— START RECORDS SUPPLIED —

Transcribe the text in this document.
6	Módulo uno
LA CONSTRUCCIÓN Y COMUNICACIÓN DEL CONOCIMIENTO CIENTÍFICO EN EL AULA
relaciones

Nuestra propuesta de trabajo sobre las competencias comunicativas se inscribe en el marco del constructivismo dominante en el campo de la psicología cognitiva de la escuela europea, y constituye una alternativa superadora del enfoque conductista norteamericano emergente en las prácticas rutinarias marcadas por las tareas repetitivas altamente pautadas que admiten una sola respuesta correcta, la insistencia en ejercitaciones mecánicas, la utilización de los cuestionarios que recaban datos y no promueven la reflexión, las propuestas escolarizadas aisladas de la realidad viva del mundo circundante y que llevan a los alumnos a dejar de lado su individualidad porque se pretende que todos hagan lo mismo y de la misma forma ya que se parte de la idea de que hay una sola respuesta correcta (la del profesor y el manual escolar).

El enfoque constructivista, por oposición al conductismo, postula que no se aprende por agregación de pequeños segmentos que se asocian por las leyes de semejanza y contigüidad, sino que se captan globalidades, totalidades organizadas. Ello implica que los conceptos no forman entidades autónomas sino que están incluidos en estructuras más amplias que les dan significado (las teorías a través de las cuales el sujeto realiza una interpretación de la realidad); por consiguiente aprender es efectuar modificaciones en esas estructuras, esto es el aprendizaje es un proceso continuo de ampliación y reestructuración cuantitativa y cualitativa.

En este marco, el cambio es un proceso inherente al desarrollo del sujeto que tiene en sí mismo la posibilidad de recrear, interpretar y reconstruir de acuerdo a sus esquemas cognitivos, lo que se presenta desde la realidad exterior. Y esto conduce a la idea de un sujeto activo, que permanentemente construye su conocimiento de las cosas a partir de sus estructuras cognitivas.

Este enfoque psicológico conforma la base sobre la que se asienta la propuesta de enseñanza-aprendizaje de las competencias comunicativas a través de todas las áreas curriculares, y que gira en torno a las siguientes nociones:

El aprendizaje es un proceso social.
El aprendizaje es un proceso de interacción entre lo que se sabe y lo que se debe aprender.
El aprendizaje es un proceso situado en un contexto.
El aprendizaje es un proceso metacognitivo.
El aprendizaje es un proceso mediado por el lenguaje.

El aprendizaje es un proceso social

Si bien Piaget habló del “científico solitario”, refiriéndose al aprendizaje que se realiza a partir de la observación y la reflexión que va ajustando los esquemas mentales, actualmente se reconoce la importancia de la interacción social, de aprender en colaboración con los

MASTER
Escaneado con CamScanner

— END RECORDS SUPPLIED —

▸ TASK OBJECTIVE: Collect every line from the records above that contains the word "realiza".

▸ CORRECT RESPONSE:
El enfoque constructivista, por oposición al conductismo, postula que no se aprende por agregación de pequeños segmentos que se asocian por las leyes de semejanza y contigüidad, sino que se captan globalidades, totalidades organizadas. Ello implica que los conceptos no forman entidades autónomas sino que están incluidos en estructuras más amplias que les dan significado (las teorías a través de las cuales el sujeto realiza una interpretación de la realidad); por consiguiente aprender es efectuar modificaciones en esas estructuras, esto es el aprendizaje es un proceso continuo de ampliación y reestructuración cuantitativa y cualitativa.
Si bien Piaget habló del “científico solitario”, refiriéndose al aprendizaje que se realiza a partir de la observación y la reflexión que va ajustando los esquemas mentales, actualmente se reconoce la importancia de la interacción social, de aprender en colaboración con los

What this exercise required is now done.